(DOCUMENT)
4. Integration by Parts
Recall: \(\displaystyle \int u\,dv=u\,v-\int v\,du\) where \(du=\dfrac{du}{dx}\,dx\) and \(dv=\dfrac{dv}{dx}\,dx\)
a2. Integration by Parts with Multiple Steps
Sometimes you will need to apply integration by parts more than once:
Compute \(\displaystyle \int x^2\cos x\,dx\)
We apply integration by parts with \[\begin{array}{ll} u=x^2 & dv=\cos x\,dx \\ du=2x\,dx \quad & v=\sin x \end{array}\] So: \[ \int x^2\cos x\,dx =x^2\sin x-2\int x\,\sin x\,dx \] Notice that the remaining integral is simpler than the original integral because there is only an \(x\) instead of an \(x^2\). The idea is to keep reducing the power until there are no \(x\)'s left. So to evaluate the second integral, we need to apply integration by parts again, this time with \[\begin{array}{ll} u=x & dv=\sin x\,dx \\ du=\,dx \quad & v=-\cos x \end{array}\] This gives: \[\begin{aligned} \int x^2\cos x\,dx &=x^2\sin x-2\left(-x\cos x+\int \cos x\,dx\right) \\ &=x^2\sin x-2(-x\cos x+\sin x)+C \\ &=x^2\sin x+2x\cos x-2\sin x+C \end{aligned}\]
It is important that in the second step we picked \(u=x\) rather than \(u=\sin x\). Otherwise, we will go in circles as shown here:
Starting at the second integral in the example above, we have \[ \int x^2\cos x\,dx=x^2\sin x-2\int x\sin x\,dx \] If we then choose the parts to be \[\begin{array}{ll} u=\sin x & dv=x\,dx \\ du=\cos x\,dx \quad & v=\dfrac{1}{2}x^2 \end{array}\] It takes us back to \[\begin{aligned} \int x^2\cos x\,dx &=x^2\sin x-2\left(\dfrac{1}{2}x^2\sin x-\int \dfrac{1}{2}x^2\cos x\,dx\right) \\ &=x^2\sin x-x^2\sin x+\int x^2\cos x\,dx \\ &=\int x^2\cos x\,dx \end{aligned}\] which is where we started from. So, since we take the polynomial for \(u\) the first time, we must keep the polynomial for \(u\) the second time.
Compute the integral \(\displaystyle \int (x^2-3x)e^x\,dx\)
\(\displaystyle \int (x^2-3x)e^x\,dx =(x^2-5x+5)e^x+C\)

(SUPPLIED ENTRIES)
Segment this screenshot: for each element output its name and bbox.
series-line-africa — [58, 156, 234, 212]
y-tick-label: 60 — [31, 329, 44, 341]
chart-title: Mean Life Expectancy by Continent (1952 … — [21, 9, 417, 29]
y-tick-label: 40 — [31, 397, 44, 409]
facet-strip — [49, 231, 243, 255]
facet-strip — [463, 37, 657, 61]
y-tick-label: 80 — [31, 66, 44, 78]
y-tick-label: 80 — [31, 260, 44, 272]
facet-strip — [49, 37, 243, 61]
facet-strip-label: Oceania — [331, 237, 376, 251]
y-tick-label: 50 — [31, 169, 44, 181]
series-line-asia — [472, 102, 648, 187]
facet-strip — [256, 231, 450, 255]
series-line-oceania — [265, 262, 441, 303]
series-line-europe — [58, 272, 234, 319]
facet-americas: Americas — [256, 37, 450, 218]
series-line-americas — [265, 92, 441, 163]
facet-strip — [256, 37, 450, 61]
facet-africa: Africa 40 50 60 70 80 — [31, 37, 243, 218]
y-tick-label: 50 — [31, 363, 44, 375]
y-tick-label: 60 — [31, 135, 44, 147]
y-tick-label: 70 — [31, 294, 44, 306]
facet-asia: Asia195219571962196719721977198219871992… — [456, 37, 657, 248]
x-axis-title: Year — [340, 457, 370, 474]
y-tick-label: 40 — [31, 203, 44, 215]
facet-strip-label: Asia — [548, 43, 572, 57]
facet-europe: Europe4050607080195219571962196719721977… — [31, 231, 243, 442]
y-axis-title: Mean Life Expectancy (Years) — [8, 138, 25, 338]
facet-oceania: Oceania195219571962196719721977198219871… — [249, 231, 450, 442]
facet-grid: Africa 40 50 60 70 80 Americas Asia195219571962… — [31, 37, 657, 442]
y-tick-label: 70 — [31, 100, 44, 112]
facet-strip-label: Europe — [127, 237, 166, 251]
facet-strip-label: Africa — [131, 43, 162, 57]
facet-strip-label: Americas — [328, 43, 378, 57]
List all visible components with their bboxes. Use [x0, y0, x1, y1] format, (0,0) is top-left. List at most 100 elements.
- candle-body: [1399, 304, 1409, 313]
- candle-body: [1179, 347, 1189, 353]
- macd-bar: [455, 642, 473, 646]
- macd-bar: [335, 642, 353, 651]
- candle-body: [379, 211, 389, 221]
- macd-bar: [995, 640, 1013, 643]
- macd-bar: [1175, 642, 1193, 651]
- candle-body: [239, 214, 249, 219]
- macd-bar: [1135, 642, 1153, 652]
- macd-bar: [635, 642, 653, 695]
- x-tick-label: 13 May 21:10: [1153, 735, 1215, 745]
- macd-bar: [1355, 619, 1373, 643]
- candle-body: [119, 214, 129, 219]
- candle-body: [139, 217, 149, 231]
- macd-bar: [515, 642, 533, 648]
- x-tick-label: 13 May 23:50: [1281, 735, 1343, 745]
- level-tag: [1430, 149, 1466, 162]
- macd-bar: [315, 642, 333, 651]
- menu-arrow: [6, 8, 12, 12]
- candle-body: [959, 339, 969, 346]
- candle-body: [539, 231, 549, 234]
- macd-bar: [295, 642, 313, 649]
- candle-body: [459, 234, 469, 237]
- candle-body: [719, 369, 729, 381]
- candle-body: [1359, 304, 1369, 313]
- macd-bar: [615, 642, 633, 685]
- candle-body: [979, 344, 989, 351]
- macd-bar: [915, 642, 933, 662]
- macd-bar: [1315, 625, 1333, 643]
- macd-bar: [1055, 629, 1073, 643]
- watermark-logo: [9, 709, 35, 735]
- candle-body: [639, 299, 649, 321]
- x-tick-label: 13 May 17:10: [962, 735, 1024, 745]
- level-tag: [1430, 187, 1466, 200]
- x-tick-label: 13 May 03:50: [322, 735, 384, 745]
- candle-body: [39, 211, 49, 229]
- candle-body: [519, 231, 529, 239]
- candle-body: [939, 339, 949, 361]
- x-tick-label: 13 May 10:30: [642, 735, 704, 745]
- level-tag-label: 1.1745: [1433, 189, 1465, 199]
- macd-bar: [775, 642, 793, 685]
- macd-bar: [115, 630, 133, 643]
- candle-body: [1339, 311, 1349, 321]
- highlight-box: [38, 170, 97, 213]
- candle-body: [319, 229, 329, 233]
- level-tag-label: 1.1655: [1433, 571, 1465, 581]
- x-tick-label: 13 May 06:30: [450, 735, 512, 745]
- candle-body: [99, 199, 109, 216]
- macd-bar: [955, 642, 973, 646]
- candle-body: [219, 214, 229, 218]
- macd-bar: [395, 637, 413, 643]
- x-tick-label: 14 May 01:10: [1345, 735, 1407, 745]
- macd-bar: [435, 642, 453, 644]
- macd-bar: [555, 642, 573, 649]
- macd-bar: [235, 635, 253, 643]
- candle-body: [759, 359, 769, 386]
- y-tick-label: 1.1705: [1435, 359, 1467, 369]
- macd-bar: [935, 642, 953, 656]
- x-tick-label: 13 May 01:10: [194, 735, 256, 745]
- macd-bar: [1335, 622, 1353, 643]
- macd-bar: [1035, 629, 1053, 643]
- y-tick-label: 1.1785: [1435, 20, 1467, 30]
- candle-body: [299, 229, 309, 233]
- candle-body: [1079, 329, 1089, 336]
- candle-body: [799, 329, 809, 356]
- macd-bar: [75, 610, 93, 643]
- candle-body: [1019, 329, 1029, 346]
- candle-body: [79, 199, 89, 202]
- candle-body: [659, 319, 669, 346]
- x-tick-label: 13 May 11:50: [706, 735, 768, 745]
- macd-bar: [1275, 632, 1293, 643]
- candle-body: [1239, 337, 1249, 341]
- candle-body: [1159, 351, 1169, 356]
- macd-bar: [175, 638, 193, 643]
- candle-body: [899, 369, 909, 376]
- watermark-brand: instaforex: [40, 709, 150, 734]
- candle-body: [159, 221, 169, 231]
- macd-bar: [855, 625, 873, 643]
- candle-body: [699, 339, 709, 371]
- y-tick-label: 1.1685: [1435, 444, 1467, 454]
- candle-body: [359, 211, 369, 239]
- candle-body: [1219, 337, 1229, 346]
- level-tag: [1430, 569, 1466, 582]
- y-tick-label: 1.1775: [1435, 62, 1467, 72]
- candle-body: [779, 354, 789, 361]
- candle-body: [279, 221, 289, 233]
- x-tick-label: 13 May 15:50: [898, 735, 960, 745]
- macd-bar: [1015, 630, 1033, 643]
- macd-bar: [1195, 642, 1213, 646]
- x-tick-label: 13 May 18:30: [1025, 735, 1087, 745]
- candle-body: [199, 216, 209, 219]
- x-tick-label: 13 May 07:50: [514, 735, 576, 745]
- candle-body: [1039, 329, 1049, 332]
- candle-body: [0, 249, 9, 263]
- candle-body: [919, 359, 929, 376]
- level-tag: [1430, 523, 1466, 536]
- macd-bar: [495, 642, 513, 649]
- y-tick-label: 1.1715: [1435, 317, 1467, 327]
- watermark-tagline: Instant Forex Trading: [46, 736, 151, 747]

(EXERCISE INSTRUCTIONS)
A. Answer these questions from the integration by parts page:
(i) In the first application to the integral of x² cos x, what is chosen as u?
(ii) In the second step of that example, what does the page say must be picked as u, rather than sin x?
(iii) What result does the page give for the integral of (x² − 3x)eˣ?
B. Set down, word for word, the part of the integration by parts page that opens with the words containing "4. Integration by" and closes with "Compute \(\displaystyle \int x^2\cos x\,dx\)".
The listing is separate material, unrelated to the integration by parts page.

(SOLUTIONS TO THE EXERCISE)
A.
(i) u = x²
(ii) u = x
(iii) (x² − 5x + 5)eˣ + C

B.
4. Integration by Parts
Recall: \(\displaystyle \int u\,dv=u\,v-\int v\,du\) where \(du=\dfrac{du}{dx}\,dx\) and \(dv=\dfrac{dv}{dx}\,dx\)
a2. Integration by Parts with Multiple Steps
Sometimes you will need to apply integration by parts more than once:
Compute \(\displaystyle \int x^2\cos x\,dx\)